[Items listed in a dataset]
*****
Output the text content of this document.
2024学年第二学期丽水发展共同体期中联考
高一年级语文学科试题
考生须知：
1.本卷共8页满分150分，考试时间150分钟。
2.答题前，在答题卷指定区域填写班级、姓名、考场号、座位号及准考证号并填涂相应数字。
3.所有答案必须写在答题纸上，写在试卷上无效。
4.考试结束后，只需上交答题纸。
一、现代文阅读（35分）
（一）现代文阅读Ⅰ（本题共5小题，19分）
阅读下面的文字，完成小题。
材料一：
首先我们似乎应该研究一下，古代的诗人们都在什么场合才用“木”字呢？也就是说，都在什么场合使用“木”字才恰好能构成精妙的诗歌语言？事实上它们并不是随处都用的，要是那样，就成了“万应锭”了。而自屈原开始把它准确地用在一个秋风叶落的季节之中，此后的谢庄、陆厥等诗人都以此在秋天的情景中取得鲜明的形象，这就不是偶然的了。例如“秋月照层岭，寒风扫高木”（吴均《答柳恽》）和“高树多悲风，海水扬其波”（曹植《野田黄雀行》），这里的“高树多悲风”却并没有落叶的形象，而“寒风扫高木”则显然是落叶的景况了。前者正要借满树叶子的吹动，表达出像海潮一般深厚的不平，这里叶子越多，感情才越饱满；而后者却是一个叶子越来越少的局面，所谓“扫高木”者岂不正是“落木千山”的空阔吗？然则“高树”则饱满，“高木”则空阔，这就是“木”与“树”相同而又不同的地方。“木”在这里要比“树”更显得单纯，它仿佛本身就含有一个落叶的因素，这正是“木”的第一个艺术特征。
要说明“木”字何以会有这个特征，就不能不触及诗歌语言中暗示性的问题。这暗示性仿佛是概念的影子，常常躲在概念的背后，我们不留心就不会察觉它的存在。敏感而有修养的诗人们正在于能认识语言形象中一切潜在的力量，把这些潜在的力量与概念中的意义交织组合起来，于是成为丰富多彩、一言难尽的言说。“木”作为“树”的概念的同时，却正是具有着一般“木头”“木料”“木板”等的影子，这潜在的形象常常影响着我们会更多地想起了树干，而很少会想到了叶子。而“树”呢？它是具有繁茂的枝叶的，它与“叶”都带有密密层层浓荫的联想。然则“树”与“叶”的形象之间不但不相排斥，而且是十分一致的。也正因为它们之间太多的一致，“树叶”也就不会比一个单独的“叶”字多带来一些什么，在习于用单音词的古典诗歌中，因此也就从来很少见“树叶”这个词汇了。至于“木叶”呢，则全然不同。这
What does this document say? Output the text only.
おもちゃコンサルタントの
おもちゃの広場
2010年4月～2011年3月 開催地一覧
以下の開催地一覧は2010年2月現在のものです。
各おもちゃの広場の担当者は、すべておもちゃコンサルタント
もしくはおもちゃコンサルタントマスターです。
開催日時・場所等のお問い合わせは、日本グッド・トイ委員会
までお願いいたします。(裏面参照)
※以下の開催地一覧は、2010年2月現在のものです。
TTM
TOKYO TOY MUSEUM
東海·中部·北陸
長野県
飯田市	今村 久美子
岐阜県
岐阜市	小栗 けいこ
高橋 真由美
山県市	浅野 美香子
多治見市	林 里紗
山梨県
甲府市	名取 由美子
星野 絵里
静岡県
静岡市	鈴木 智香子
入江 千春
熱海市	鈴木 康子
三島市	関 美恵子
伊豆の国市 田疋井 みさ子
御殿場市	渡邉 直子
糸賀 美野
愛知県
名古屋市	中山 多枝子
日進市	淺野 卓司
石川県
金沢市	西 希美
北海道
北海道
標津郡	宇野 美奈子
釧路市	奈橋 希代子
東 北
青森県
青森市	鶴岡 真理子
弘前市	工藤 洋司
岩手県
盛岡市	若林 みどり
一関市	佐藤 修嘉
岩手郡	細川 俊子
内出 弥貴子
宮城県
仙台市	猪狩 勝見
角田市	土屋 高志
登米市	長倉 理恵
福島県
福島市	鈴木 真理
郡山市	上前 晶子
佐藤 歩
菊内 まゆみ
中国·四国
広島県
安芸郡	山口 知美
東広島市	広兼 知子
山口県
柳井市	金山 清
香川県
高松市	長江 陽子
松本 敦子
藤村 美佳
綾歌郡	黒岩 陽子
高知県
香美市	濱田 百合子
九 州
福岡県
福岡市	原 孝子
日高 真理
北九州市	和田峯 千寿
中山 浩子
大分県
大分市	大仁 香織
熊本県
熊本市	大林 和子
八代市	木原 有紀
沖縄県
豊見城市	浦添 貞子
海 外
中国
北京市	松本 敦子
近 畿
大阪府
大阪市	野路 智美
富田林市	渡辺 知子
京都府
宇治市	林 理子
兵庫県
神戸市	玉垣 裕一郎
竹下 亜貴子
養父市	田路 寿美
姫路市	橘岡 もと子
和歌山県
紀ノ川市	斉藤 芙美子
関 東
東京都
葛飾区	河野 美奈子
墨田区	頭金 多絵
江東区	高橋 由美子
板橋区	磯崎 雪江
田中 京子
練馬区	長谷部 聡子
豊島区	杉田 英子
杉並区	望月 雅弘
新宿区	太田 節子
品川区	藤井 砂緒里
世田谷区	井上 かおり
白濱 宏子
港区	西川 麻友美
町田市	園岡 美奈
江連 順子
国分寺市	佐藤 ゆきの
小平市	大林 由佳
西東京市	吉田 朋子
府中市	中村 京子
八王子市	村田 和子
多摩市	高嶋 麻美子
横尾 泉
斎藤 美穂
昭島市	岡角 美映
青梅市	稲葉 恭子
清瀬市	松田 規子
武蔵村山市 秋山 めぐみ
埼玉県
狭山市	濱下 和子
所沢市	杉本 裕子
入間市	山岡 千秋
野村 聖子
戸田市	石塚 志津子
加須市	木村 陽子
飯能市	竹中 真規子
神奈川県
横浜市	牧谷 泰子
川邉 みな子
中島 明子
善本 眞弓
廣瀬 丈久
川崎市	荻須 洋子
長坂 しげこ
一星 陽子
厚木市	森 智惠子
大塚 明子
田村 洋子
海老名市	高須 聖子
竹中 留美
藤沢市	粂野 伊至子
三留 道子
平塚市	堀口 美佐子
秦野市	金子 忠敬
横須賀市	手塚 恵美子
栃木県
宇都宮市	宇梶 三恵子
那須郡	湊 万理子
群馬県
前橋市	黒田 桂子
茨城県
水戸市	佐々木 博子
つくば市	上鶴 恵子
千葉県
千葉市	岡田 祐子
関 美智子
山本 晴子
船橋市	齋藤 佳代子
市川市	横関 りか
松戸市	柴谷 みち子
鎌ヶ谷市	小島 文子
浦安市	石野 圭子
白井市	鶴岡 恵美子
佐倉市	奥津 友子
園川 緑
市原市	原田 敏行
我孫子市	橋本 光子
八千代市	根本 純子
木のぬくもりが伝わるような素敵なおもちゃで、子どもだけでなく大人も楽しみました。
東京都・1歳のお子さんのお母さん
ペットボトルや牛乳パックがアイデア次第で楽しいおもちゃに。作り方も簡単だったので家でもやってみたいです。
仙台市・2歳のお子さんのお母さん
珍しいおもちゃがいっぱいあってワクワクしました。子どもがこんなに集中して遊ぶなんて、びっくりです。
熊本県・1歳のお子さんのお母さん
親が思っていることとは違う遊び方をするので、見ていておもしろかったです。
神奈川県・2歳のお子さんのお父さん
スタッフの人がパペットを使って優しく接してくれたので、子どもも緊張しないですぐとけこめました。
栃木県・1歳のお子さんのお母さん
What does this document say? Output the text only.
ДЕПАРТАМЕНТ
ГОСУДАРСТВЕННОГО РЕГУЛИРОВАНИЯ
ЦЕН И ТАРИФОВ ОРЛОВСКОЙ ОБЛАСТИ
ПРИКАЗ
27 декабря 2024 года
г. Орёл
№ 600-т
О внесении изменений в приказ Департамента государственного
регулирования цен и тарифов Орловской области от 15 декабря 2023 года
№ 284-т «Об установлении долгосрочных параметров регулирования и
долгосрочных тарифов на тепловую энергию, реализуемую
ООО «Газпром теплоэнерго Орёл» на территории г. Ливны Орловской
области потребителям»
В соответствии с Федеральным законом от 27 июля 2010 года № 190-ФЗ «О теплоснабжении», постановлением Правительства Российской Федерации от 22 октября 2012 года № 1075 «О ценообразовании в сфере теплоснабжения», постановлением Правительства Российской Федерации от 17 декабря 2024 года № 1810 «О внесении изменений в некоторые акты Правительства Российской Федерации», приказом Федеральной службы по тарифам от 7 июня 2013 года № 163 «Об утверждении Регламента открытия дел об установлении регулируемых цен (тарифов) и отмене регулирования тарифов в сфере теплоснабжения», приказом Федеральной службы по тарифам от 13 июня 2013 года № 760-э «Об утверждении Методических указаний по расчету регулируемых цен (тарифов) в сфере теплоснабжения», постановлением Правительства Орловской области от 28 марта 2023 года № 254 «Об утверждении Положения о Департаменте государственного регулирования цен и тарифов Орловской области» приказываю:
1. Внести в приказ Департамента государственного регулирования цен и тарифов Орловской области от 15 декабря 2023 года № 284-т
*****
_WHAT YOU ARE ASKED TO DO:_ Which lines in the listing above hold the word "года"? Show each of them.

_WRITTEN ANSWER:_
27 декабря 2024 года
регулирования цен и тарифов Орловской области от 15 декабря 2023 года
В соответствии с Федеральным законом от 27 июля 2010 года № 190-ФЗ «О теплоснабжении», постановлением Правительства Российской Федерации от 22 октября 2012 года № 1075 «О ценообразовании в сфере теплоснабжения», постановлением Правительства Российской Федерации от 17 декабря 2024 года № 1810 «О внесении изменений в некоторые акты Правительства Российской Федерации», приказом Федеральной службы по тарифам от 7 июня 2013 года № 163 «Об утверждении Регламента открытия дел об установлении регулируемых цен (тарифов) и отмене регулирования тарифов в сфере теплоснабжения», приказом Федеральной службы по тарифам от 13 июня 2013 года № 760-э «Об утверждении Методических указаний по расчету регулируемых цен (тарифов) в сфере теплоснабжения», постановлением Правительства Орловской области от 28 марта 2023 года № 254 «Об утверждении Положения о Департаменте государственного регулирования цен и тарифов Орловской области» приказываю:
1. Внести в приказ Департамента государственного регулирования цен и тарифов Орловской области от 15 декабря 2023 года № 284-т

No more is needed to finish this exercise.